## What you need to do:
Word for word, restate every line of the listing that follows.
· · · · ·
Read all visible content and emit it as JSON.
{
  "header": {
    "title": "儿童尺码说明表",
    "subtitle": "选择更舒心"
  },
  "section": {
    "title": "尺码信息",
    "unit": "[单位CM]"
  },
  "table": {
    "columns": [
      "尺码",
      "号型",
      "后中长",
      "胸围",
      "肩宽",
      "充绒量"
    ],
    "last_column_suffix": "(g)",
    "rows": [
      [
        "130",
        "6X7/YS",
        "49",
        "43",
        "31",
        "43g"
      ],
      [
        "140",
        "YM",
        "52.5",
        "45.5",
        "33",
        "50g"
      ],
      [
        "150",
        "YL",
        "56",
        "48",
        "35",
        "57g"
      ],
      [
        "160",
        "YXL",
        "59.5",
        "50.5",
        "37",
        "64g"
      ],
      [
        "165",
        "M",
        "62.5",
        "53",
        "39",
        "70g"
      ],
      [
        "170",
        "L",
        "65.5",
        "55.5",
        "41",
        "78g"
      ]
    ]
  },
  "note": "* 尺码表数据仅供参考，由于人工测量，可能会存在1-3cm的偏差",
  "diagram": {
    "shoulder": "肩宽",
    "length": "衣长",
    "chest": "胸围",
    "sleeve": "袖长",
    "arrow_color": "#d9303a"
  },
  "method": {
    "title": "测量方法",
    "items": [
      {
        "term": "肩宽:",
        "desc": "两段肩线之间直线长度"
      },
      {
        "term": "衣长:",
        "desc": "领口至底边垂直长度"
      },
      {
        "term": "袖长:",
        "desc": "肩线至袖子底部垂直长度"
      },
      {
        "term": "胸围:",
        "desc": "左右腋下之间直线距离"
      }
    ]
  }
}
· · · · ·
## Response to the task:
Read all visible content and emit it as JSON.
{
  "header": {
    "title": "儿童尺码说明表",
    "subtitle": "选择更舒心"
  },
  "section": {
    "title": "尺码信息",
    "unit": "[单位CM]"
  },
  "table": {
    "columns": [
      "尺码",
      "号型",
      "后中长",
      "胸围",
      "肩宽",
      "充绒量"
    ],
    "last_column_suffix": "(g)",
    "rows": [
      [
        "130",
        "6X7/YS",
        "49",
        "43",
        "31",
        "43g"
      ],
      [
        "140",
        "YM",
        "52.5",
        "45.5",
        "33",
        "50g"
      ],
      [
        "150",
        "YL",
        "56",
        "48",
        "35",
        "57g"
      ],
      [
        "160",
        "YXL",
        "59.5",
        "50.5",
        "37",
        "64g"
      ],
      [
        "165",
        "M",
        "62.5",
        "53",
        "39",
        "70g"
      ],
      [
        "170",
        "L",
        "65.5",
        "55.5",
        "41",
        "78g"
      ]
    ]
  },
  "note": "* 尺码表数据仅供参考，由于人工测量，可能会存在1-3cm的偏差",
  "diagram": {
    "shoulder": "肩宽",
    "length": "衣长",
    "chest": "胸围",
    "sleeve": "袖长",
    "arrow_color": "#d9303a"
  },
  "method": {
    "title": "测量方法",
    "items": [
      {
        "term": "肩宽:",
        "desc": "两段肩线之间直线长度"
      },
      {
        "term": "衣长:",
        "desc": "领口至底边垂直长度"
      },
      {
        "term": "袖长:",
        "desc": "肩线至袖子底部垂直长度"
      },
      {
        "term": "胸围:",
        "desc": "左右腋下之间直线距离"
      }
    ]
  }
}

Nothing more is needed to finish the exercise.